**Stated exercise:** Leave out the pictures; transcribe all else exactly.

**Input for this task:**
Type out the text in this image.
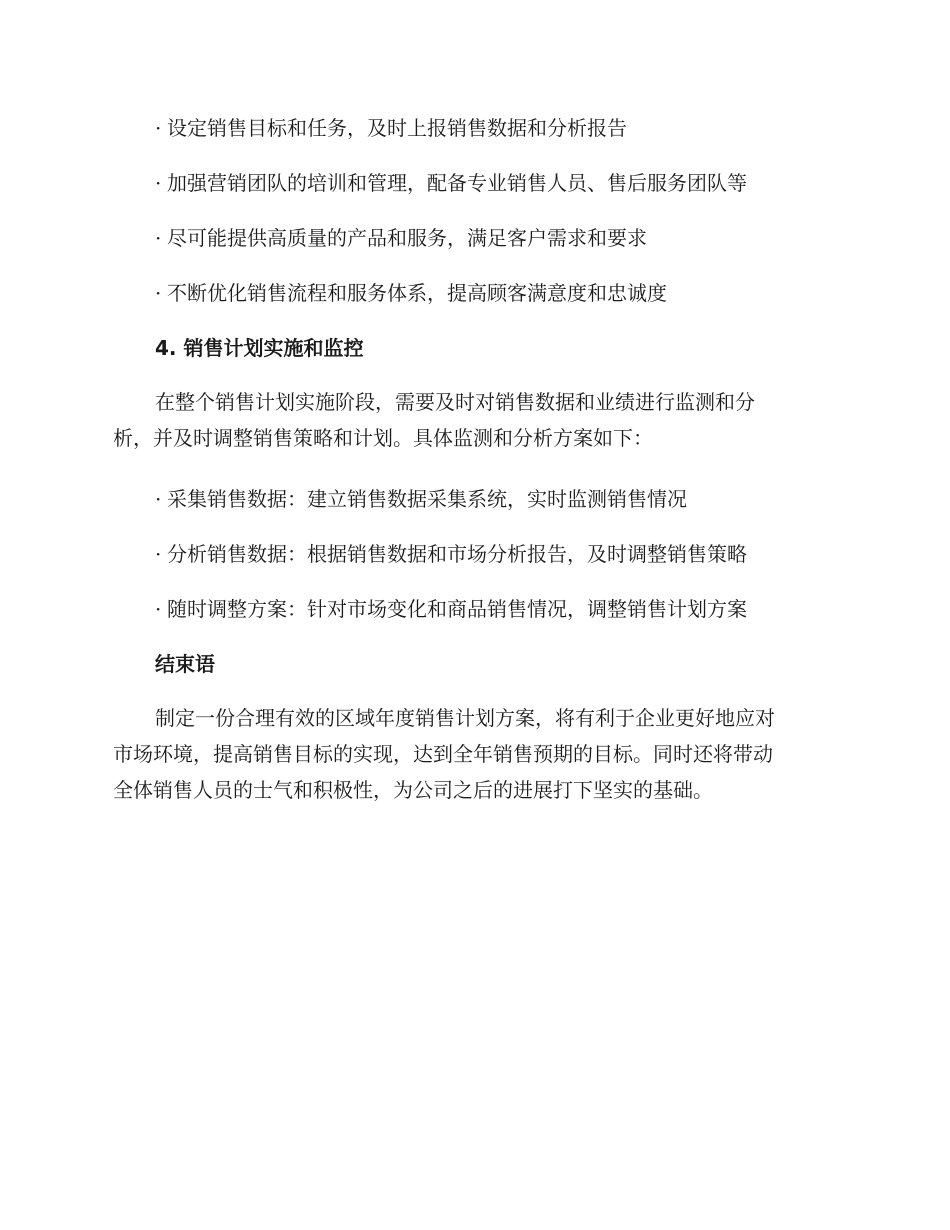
· 设定销售目标和任务，及时上报销售数据和分析报告
· 加强营销团队的培训和管理，配备专业销售人员、售后服务团队等
· 尽可能提供高质量的产品和服务，满足客户需求和要求
· 不断优化销售流程和服务体系，提高顾客满意度和忠诚度
4. 销售计划实施和监控
在整个销售计划实施阶段，需要及时对销售数据和业绩进行监测和分
析，并及时调整销售策略和计划。具体监测和分析方案如下：
· 采集销售数据：建立销售数据采集系统，实时监测销售情况
· 分析销售数据：根据销售数据和市场分析报告，及时调整销售策略
· 随时调整方案：针对市场变化和商品销售情况，调整销售计划方案
结束语
制定一份合理有效的区域年度销售计划方案，将有利于企业更好地应对
市场环境，提高销售目标的实现，达到全年销售预期的目标。同时还将带动
全体销售人员的士气和积极性，为公司之后的进展打下坚实的基础。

**The answer:**
Type out the text in this image.
· 设定销售目标和任务，及时上报销售数据和分析报告
· 加强营销团队的培训和管理，配备专业销售人员、售后服务团队等
· 尽可能提供高质量的产品和服务，满足客户需求和要求
· 不断优化销售流程和服务体系，提高顾客满意度和忠诚度
4. 销售计划实施和监控
在整个销售计划实施阶段，需要及时对销售数据和业绩进行监测和分
析，并及时调整销售策略和计划。具体监测和分析方案如下：
· 采集销售数据：建立销售数据采集系统，实时监测销售情况
· 分析销售数据：根据销售数据和市场分析报告，及时调整销售策略
· 随时调整方案：针对市场变化和商品销售情况，调整销售计划方案
结束语
制定一份合理有效的区域年度销售计划方案，将有利于企业更好地应对
市场环境，提高销售目标的实现，达到全年销售预期的目标。同时还将带动
全体销售人员的士气和积极性，为公司之后的进展打下坚实的基础。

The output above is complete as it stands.